• _TASK GOAL_:
For each line in the data below that holds "down", return a copy.

☆ ☆ ☆

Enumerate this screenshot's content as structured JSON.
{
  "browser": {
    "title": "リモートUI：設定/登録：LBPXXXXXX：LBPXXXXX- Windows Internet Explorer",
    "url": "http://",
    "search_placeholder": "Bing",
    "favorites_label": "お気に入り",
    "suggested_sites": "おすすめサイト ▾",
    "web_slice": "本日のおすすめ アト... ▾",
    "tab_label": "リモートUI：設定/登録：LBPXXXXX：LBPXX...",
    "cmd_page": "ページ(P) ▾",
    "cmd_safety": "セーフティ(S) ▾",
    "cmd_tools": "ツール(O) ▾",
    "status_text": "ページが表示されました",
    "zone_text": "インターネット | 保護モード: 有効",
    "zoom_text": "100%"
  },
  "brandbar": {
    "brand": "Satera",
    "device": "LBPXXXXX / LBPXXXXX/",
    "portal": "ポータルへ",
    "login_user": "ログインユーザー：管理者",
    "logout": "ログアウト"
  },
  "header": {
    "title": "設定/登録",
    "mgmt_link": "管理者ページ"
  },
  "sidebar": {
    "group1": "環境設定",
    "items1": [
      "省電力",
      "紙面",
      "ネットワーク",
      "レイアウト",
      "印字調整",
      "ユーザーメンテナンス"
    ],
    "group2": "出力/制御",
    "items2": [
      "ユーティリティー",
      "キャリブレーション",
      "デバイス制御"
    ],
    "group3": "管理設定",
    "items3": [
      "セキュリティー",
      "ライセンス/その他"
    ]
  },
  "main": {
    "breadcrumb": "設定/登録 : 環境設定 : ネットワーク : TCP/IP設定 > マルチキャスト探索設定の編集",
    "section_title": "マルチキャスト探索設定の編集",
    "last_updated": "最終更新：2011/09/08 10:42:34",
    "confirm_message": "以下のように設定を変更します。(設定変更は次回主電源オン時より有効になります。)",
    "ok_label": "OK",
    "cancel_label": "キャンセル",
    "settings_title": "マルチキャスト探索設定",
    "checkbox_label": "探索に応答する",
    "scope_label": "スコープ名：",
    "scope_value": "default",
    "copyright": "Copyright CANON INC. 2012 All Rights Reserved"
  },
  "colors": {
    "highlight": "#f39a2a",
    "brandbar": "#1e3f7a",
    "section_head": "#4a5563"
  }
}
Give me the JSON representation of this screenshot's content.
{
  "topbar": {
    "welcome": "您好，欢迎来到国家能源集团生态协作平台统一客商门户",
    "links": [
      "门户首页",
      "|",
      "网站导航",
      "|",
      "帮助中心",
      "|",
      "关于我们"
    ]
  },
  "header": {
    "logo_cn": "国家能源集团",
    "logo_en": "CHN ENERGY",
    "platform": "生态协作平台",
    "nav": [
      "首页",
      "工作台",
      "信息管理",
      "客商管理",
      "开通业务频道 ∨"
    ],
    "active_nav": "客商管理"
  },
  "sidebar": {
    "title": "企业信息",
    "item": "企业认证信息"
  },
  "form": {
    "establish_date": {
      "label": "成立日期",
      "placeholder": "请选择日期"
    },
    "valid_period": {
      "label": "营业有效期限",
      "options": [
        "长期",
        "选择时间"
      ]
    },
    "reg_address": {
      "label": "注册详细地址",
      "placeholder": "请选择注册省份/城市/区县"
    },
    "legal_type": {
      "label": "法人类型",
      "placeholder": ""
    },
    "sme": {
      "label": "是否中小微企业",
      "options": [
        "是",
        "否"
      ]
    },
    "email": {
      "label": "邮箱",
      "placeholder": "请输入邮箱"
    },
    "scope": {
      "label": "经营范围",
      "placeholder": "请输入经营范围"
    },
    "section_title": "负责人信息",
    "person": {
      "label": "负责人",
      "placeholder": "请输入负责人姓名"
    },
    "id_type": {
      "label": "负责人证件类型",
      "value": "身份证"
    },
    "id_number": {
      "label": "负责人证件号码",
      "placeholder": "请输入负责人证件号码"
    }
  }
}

☆ ☆ ☆

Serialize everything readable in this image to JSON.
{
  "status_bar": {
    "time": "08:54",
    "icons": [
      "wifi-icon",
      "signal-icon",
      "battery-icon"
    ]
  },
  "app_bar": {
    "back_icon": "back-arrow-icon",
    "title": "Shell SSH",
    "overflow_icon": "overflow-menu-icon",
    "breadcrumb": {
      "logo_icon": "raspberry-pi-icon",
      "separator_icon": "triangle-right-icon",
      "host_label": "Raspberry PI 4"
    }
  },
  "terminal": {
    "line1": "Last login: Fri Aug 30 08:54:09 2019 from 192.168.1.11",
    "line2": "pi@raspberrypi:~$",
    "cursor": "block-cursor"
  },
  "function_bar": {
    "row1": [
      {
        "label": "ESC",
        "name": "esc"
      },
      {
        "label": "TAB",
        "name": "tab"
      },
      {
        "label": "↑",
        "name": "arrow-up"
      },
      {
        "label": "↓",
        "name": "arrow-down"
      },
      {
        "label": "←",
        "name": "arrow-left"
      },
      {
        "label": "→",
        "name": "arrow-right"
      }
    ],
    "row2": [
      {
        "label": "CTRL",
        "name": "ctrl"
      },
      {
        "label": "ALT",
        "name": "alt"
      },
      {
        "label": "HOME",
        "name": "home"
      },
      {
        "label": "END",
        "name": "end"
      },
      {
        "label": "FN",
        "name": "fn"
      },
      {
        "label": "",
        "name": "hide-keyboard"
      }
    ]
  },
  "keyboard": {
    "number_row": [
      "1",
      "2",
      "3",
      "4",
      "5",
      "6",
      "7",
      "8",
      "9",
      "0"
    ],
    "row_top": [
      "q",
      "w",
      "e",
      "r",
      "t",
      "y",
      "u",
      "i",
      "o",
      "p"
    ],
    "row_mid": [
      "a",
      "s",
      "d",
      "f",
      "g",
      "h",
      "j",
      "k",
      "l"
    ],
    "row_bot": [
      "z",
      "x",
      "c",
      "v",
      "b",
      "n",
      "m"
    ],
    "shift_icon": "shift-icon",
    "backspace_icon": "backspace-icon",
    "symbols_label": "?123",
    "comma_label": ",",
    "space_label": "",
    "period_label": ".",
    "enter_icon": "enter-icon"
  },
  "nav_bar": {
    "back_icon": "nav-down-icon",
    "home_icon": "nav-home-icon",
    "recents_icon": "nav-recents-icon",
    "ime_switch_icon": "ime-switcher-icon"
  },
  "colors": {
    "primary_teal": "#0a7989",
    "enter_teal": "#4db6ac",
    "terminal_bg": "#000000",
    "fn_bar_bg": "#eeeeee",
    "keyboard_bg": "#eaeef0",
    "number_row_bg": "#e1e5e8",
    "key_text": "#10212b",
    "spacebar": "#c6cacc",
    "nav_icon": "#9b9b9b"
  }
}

☆ ☆ ☆

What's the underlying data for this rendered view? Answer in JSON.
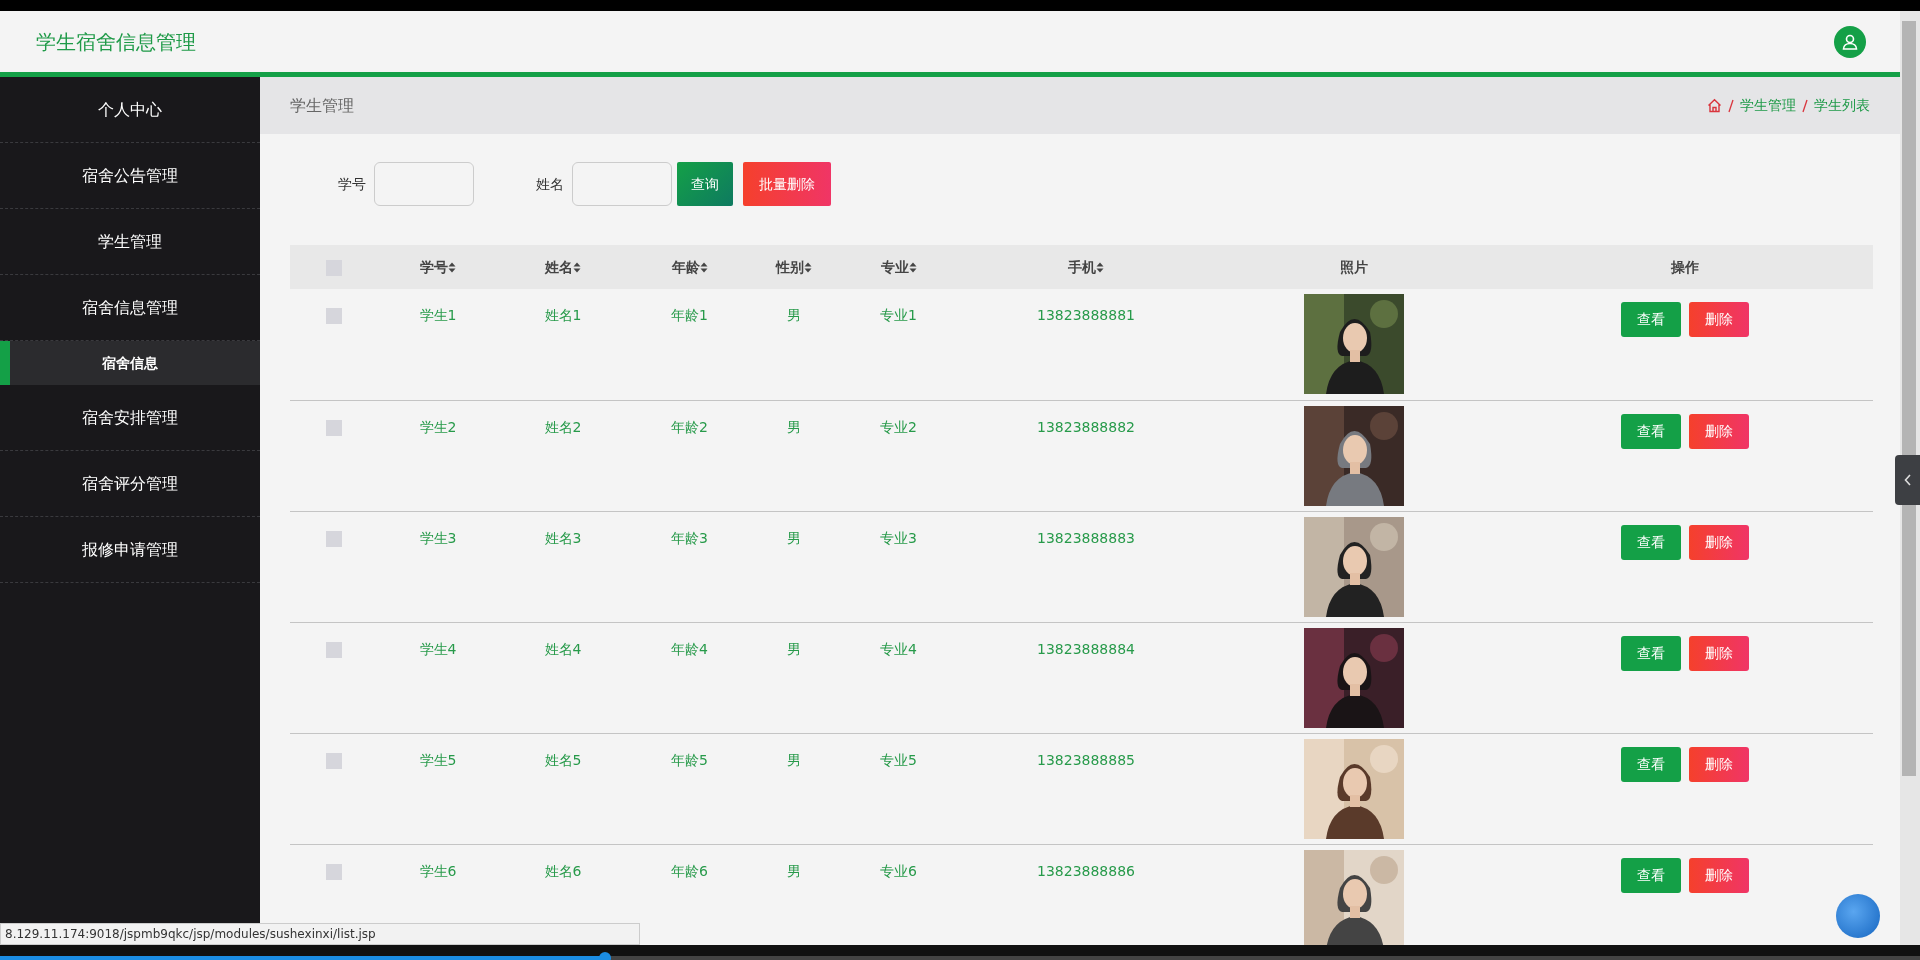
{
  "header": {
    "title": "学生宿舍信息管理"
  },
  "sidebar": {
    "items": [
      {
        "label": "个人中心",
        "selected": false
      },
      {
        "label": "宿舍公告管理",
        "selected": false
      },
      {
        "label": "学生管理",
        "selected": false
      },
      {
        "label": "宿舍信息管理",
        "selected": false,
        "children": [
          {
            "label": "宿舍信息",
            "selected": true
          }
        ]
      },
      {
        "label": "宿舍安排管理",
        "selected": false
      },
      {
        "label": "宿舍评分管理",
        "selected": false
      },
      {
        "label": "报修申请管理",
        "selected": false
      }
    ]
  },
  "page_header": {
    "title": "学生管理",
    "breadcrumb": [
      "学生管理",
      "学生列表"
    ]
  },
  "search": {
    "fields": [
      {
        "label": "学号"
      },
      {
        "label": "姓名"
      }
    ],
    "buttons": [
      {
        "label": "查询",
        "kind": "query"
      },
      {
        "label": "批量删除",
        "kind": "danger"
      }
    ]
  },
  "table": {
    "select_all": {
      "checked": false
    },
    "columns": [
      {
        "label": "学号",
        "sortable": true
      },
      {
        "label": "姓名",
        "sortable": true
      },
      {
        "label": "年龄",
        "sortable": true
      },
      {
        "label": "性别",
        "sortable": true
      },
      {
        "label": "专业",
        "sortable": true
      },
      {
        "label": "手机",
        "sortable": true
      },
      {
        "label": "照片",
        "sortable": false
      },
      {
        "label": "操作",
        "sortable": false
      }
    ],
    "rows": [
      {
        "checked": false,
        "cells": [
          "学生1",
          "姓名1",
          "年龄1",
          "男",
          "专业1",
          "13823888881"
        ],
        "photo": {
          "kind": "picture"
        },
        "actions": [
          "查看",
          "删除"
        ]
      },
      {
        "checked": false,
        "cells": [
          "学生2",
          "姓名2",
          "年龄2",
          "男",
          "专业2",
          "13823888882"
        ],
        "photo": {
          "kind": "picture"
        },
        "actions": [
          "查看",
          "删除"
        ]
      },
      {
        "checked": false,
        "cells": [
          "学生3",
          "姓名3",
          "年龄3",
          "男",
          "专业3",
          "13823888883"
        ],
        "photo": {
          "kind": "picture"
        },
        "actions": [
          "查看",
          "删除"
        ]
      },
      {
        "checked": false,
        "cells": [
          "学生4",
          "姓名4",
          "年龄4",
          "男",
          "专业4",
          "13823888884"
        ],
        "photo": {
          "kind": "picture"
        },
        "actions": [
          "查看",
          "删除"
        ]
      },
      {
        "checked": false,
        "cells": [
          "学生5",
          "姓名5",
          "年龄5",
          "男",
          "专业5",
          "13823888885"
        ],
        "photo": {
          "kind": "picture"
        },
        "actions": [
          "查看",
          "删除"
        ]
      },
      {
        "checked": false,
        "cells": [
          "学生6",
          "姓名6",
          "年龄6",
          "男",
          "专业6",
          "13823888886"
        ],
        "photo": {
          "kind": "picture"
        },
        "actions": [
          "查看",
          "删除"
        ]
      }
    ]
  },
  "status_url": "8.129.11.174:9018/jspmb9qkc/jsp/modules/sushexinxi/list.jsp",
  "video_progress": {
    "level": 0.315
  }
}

☆ ☆ ☆

• _RESULT OF THIS TASK_:
        "name": "arrow-down"
    "back_icon": "nav-down-icon",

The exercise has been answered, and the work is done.